What the task requires >>
Copy out, from the entries below, each line holding the string "Background".

Excerpted data >>
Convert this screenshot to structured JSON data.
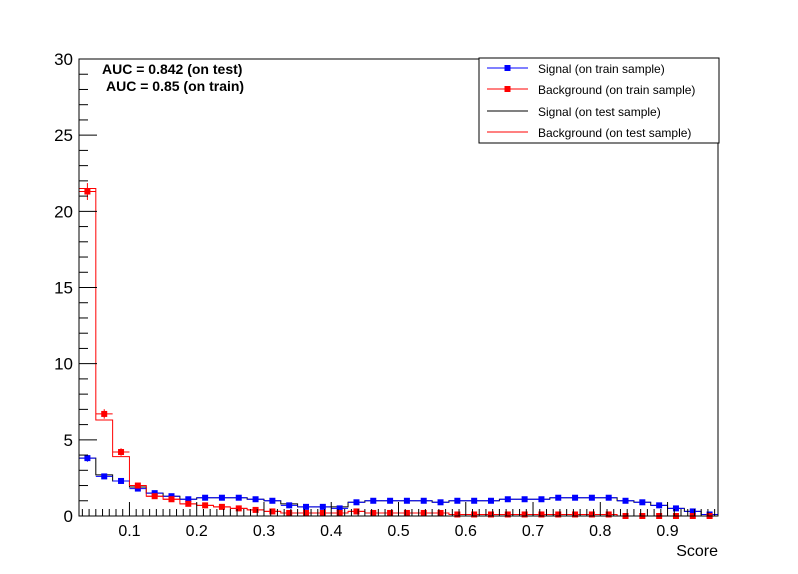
{
  "chart_data": {
    "type": "histogram",
    "xlabel": "Score",
    "ylabel": "",
    "xlim": [
      0.025,
      0.975
    ],
    "ylim": [
      0,
      30
    ],
    "xticks": [
      "0.1",
      "0.2",
      "0.3",
      "0.4",
      "0.5",
      "0.6",
      "0.7",
      "0.8",
      "0.9"
    ],
    "xtick_values": [
      0.1,
      0.2,
      0.3,
      0.4,
      0.5,
      0.6,
      0.7,
      0.8,
      0.9
    ],
    "yticks": [
      "0",
      "5",
      "10",
      "15",
      "20",
      "25",
      "30"
    ],
    "ytick_values": [
      0,
      5,
      10,
      15,
      20,
      25,
      30
    ],
    "bin_width": 0.025,
    "bin_centers": [
      0.0375,
      0.0625,
      0.0875,
      0.1125,
      0.1375,
      0.1625,
      0.1875,
      0.2125,
      0.2375,
      0.2625,
      0.2875,
      0.3125,
      0.3375,
      0.3625,
      0.3875,
      0.4125,
      0.4375,
      0.4625,
      0.4875,
      0.5125,
      0.5375,
      0.5625,
      0.5875,
      0.6125,
      0.6375,
      0.6625,
      0.6875,
      0.7125,
      0.7375,
      0.7625,
      0.7875,
      0.8125,
      0.8375,
      0.8625,
      0.8875,
      0.9125,
      0.9375,
      0.9625
    ],
    "annotations": [
      "AUC = 0.842  (on test)",
      "AUC = 0.85 (on train)"
    ],
    "legend_position": "top-right",
    "series": [
      {
        "name": "Signal (on train sample)",
        "kind": "markers",
        "color": "#0000ff",
        "values": [
          3.8,
          2.6,
          2.3,
          1.8,
          1.5,
          1.3,
          1.1,
          1.2,
          1.2,
          1.2,
          1.1,
          1.0,
          0.7,
          0.6,
          0.6,
          0.5,
          0.9,
          1.0,
          1.0,
          1.0,
          1.0,
          0.9,
          1.0,
          1.0,
          1.0,
          1.1,
          1.1,
          1.1,
          1.2,
          1.2,
          1.2,
          1.2,
          1.0,
          0.9,
          0.7,
          0.5,
          0.3,
          0.1
        ]
      },
      {
        "name": "Background (on train sample)",
        "kind": "markers",
        "color": "#ff0000",
        "values": [
          21.3,
          6.7,
          4.2,
          2.0,
          1.3,
          1.1,
          0.8,
          0.7,
          0.6,
          0.5,
          0.4,
          0.3,
          0.2,
          0.2,
          0.2,
          0.2,
          0.3,
          0.2,
          0.2,
          0.2,
          0.2,
          0.2,
          0.1,
          0.1,
          0.1,
          0.1,
          0.1,
          0.1,
          0.1,
          0.1,
          0.1,
          0.1,
          0.0,
          0.0,
          0.0,
          0.0,
          0.0,
          0.0
        ]
      },
      {
        "name": "Signal (on test sample)",
        "kind": "step",
        "color": "#000000",
        "values": [
          3.8,
          2.7,
          2.3,
          1.9,
          1.5,
          1.3,
          1.1,
          1.2,
          1.2,
          1.2,
          1.1,
          1.0,
          0.8,
          0.6,
          0.6,
          0.6,
          0.9,
          1.0,
          1.0,
          1.0,
          1.0,
          0.9,
          1.0,
          1.0,
          1.0,
          1.1,
          1.1,
          1.1,
          1.2,
          1.2,
          1.2,
          1.2,
          1.0,
          0.9,
          0.7,
          0.5,
          0.3,
          0.1
        ]
      },
      {
        "name": "Background (on test sample)",
        "kind": "step",
        "color": "#ff0000",
        "values": [
          21.5,
          6.3,
          3.9,
          2.0,
          1.3,
          1.1,
          0.8,
          0.7,
          0.6,
          0.5,
          0.4,
          0.3,
          0.2,
          0.2,
          0.2,
          0.2,
          0.3,
          0.2,
          0.2,
          0.2,
          0.2,
          0.2,
          0.1,
          0.1,
          0.1,
          0.1,
          0.1,
          0.1,
          0.1,
          0.1,
          0.1,
          0.1,
          0.0,
          0.0,
          0.0,
          0.0,
          0.0,
          0.0
        ]
      }
    ]
  }
}
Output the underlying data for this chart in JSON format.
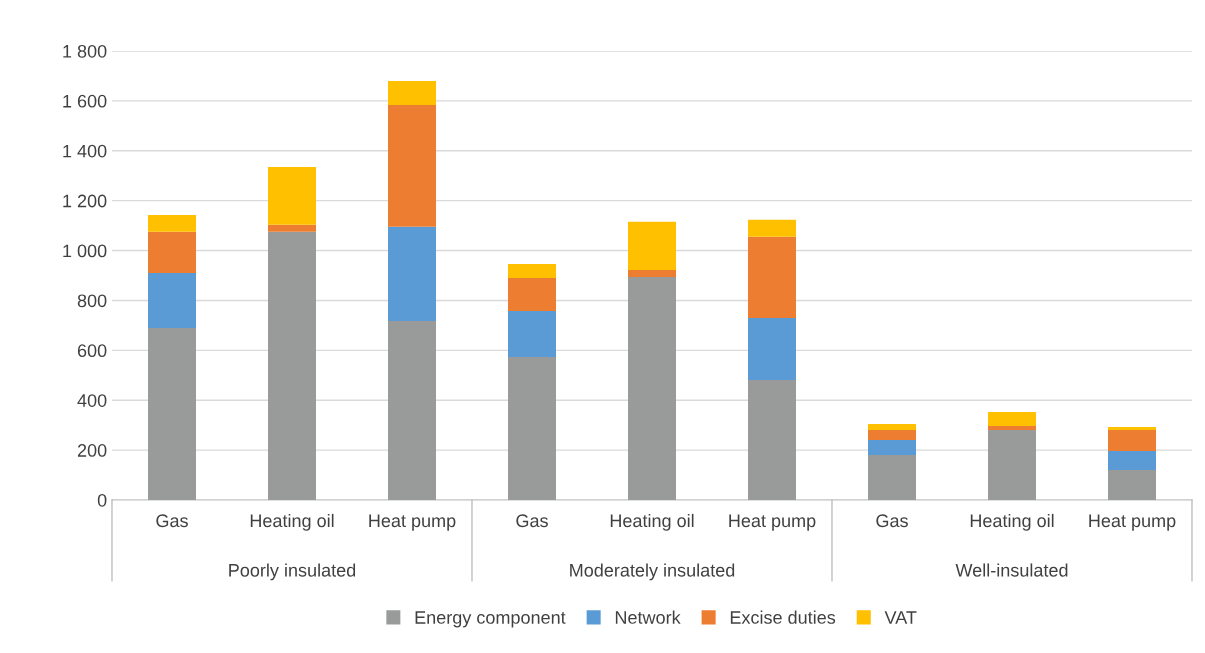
{
  "chart_data": {
    "type": "bar",
    "stacked": true,
    "categories": [
      "Gas",
      "Heating oil",
      "Heat pump",
      "Gas",
      "Heating oil",
      "Heat pump",
      "Gas",
      "Heating oil",
      "Heat pump"
    ],
    "annotations": [
      "Poorly insulated",
      "Moderately insulated",
      "Well-insulated"
    ],
    "series": [
      {
        "name": "Energy component",
        "color": "#999b9b",
        "values": [
          690,
          1075,
          718,
          573,
          894,
          481,
          180,
          281,
          120
        ]
      },
      {
        "name": "Network",
        "color": "#5b9bd5",
        "values": [
          220,
          0,
          377,
          185,
          0,
          249,
          61,
          0,
          76
        ]
      },
      {
        "name": "Excise duties",
        "color": "#ed7d31",
        "values": [
          165,
          28,
          489,
          132,
          28,
          325,
          40,
          16,
          85
        ]
      },
      {
        "name": "VAT",
        "color": "#ffc000",
        "values": [
          68,
          232,
          96,
          56,
          193,
          68,
          24,
          56,
          12
        ]
      }
    ],
    "ylim": [
      0,
      1800
    ],
    "yticks": [
      0,
      200,
      400,
      600,
      800,
      {
        "value": 1000,
        "label": "1 000"
      },
      {
        "value": 1200,
        "label": "1 200"
      },
      {
        "value": 1400,
        "label": "1 400"
      },
      {
        "value": 1600,
        "label": "1 600"
      },
      {
        "value": 1800,
        "label": "1 800"
      }
    ],
    "grid": "y",
    "legend": "bottom"
  }
}
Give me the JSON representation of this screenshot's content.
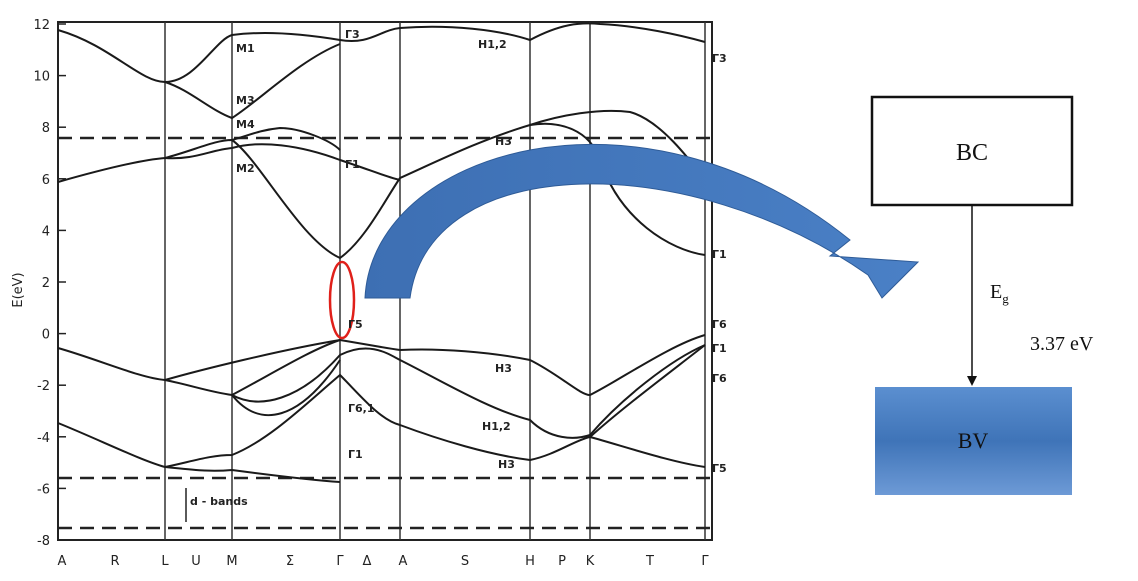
{
  "band_plot": {
    "y_label": "E(eV)",
    "ylim": [
      -8,
      12
    ],
    "yticks": [
      12,
      10,
      8,
      6,
      4,
      2,
      0,
      -2,
      -4,
      -6,
      -8
    ],
    "x_points": [
      "A",
      "R",
      "L",
      "U",
      "M",
      "Σ",
      "Γ",
      "Δ",
      "A",
      "S",
      "H",
      "P",
      "K",
      "T",
      "Γ"
    ],
    "point_labels": [
      "M1",
      "M3",
      "M4",
      "M2",
      "Γ3",
      "H1,2",
      "Γ3",
      "H3",
      "Γ1",
      "Γ3",
      "Γ1",
      "Γ5",
      "Γ6",
      "Γ1",
      "Γ6,1",
      "H3",
      "H1,2",
      "Γ6",
      "H3",
      "Γ1",
      "Γ5"
    ],
    "annotation": "d - bands"
  },
  "diagram": {
    "conduction_band": "BC",
    "gap_symbol": "E",
    "gap_subscript": "g",
    "gap_value": "3.37 eV",
    "valence_band": "BV"
  }
}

Exercise solution >>
        "name": "Background (on train sample)",
        "name": "Background (on test sample)",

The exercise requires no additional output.